Your subject matter and composition in your partially chewed breakfast shot overwhelms me.

Good luck on the hunt.

G
 
Love the rainbow pic, we are surely not having any epic flooding:eek:
Odd part of our drought, we did have epic flooding in June with 20 inches of rain. Just unreal how quick wind and sun and heat takes its toll on plants. We have gotten some showers this week and that along with cooler temps, my plots are rebounding. With acorns dropping, deer should back off plots a little and I can enter hunting season in good shape.

Hunted this evening after work. Dead quite with showers so I still hunted front of properly near Random Cluster #1. Sneaked to within 15-30 yards on about 12 different deer and a then a nice 6 pt. Took no shots with the recurve but had great time. Watched a fawn come bleating to her momma and it and its twin sucked the teats for a minute. Just a cool evening in the woods. Usually don't still hunt this early in the season, but it was just so perfect.

_Stated task 1:_ In the hunting post, starting with "Hunted this evening" and going on through "just so perfect.", switch "recurve" to "longbow" and write out that passage.
_Stated task 2:_ Proceed with the hunting post, writing on from its last sentence.

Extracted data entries

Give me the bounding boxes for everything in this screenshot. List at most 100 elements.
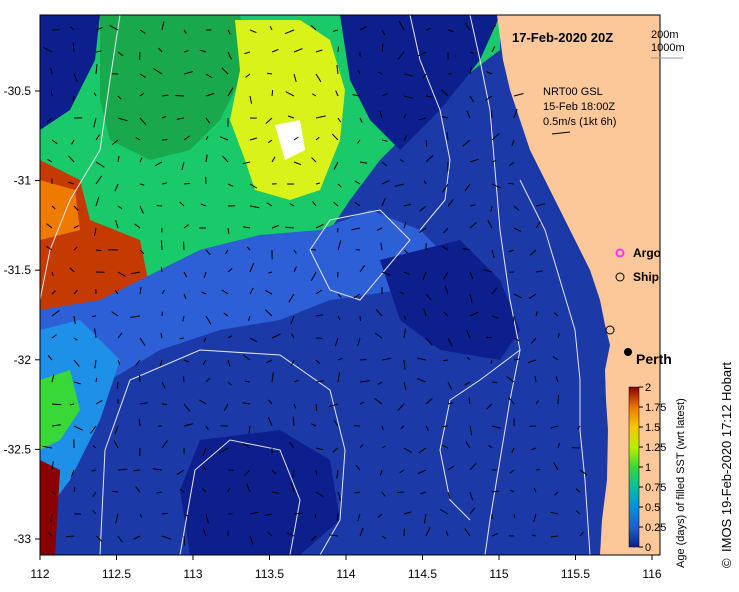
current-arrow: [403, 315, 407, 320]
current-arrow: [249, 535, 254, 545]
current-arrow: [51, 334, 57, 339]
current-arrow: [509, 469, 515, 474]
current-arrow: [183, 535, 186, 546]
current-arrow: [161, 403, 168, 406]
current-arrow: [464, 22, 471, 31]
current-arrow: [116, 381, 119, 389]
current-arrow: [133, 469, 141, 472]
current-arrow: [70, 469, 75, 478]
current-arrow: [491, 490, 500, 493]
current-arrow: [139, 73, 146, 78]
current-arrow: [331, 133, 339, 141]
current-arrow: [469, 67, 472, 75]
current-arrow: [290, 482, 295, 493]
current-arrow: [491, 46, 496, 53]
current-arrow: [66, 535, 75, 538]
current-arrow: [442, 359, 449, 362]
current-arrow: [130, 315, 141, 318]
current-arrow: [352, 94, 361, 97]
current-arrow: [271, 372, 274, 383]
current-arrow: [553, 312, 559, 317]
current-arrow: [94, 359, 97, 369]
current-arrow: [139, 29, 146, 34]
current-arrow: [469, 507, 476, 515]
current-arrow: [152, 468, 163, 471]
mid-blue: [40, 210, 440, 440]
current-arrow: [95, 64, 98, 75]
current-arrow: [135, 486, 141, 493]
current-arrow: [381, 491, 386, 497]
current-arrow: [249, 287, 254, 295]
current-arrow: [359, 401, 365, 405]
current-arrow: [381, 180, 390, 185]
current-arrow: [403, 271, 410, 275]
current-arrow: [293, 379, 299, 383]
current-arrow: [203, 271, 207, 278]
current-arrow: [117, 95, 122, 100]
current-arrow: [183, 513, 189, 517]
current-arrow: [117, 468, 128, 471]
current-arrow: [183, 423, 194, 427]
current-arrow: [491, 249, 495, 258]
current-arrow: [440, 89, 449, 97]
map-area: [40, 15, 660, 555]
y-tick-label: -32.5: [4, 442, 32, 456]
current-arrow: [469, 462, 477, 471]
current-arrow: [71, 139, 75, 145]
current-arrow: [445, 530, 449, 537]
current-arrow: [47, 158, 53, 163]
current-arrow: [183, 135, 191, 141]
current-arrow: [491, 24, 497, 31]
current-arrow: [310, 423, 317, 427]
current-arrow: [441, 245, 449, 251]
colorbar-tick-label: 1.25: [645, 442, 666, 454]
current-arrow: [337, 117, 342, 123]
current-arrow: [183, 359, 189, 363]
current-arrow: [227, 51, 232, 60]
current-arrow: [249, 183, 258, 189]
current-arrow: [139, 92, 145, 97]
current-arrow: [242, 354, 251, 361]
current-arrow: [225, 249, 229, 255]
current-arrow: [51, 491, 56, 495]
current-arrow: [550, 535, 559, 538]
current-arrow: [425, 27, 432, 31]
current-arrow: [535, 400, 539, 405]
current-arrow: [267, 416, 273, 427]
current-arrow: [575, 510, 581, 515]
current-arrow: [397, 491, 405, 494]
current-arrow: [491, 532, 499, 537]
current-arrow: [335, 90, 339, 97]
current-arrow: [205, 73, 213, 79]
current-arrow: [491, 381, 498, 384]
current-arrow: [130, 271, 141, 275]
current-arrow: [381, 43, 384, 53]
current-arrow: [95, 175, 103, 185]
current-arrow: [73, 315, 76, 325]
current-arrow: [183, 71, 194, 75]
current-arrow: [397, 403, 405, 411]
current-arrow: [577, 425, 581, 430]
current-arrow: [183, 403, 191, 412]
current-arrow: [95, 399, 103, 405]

_Exercise output 1:_
Hunted this evening after work. Dead quite with showers so I still hunted front of properly near Random Cluster #1. Sneaked to within 15-30 yards on about 12 different deer and a then a nice 6 pt. Took no shots with the longbow but had great time. Watched a fawn come bleating to her momma and it and its twin sucked the teats for a minute. Just a cool evening in the woods. Usually don't still hunt this early in the season, but it was just so perfect.

_Exercise output 2:_
Well it's a foodplotting thread, but hey, if foodplots are mainly browsed to the dirt, what can you show? God did give me an INCH of rain last week!!! :rolleyes: So glad I played my hand and overseeded everything with WR,WW,RC. Checked today and the plots were making a slow comeback. Acorns dropping and deer are back off the plots a little, but they still love that clover candy. Adjacent farmer still has 30 ac in corn so I'm sure my buck crowd won't roll in till that is gone. Have two 8 pt shooters this year but slim pics so far on anything else. Two evening hunts with doe and fawns and some non shooter 4-6 pts. Watched the 6 work my scrape and then rub a tree for about 5 min Fri. Temp drops this week so may hunt a little. Still tend to not hunt my property till late Oct and let the deer move in from surrounding pressure.

So plots don't like drought? Then figure out what nature does to survive. Didn't stop the native grasses and flowers from doing there stuff. Gotta love the fallow fields. I do nothing but watch them plant themselves with browse and cover. Occassionally will mow in late summer. Can you put this stuff in a bag to plant? No need to, God already did. I think I have learned more in the last 3 years of dry weather than all the knee deep plots successes I have had in the past. Poor soil, poor moisture, great growth. Now how to apply that to our foodplotting?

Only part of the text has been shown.